----- GIVEN INFORMATION

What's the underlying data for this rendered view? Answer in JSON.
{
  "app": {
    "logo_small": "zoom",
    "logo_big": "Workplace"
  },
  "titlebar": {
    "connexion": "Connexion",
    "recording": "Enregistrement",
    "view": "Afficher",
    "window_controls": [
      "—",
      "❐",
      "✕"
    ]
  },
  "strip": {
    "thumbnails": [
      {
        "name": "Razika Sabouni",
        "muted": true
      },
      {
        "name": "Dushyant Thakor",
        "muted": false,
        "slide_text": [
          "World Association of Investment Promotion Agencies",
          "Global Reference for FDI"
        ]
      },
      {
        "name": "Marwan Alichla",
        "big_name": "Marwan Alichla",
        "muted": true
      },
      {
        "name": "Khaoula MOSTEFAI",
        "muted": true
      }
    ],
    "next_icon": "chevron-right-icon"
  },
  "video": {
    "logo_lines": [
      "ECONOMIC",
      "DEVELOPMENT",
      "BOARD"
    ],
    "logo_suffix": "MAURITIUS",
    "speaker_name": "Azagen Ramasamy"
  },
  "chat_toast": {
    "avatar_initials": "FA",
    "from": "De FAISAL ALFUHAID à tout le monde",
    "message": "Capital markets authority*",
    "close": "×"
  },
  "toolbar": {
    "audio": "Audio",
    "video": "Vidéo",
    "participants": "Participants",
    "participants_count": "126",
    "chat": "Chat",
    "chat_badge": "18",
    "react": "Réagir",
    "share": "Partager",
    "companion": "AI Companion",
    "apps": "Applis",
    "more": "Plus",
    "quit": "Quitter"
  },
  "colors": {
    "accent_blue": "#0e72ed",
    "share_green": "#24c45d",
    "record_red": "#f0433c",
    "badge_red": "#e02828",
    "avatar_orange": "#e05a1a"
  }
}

----------

• _INSTRUCTIONS TO FOLLOW_
Check each line of the records for "Marwan" and copy the ones that contain it.

• _EXERCISE ANSWER_
        "name": "Marwan Alichla",
        "big_name": "Marwan Alichla",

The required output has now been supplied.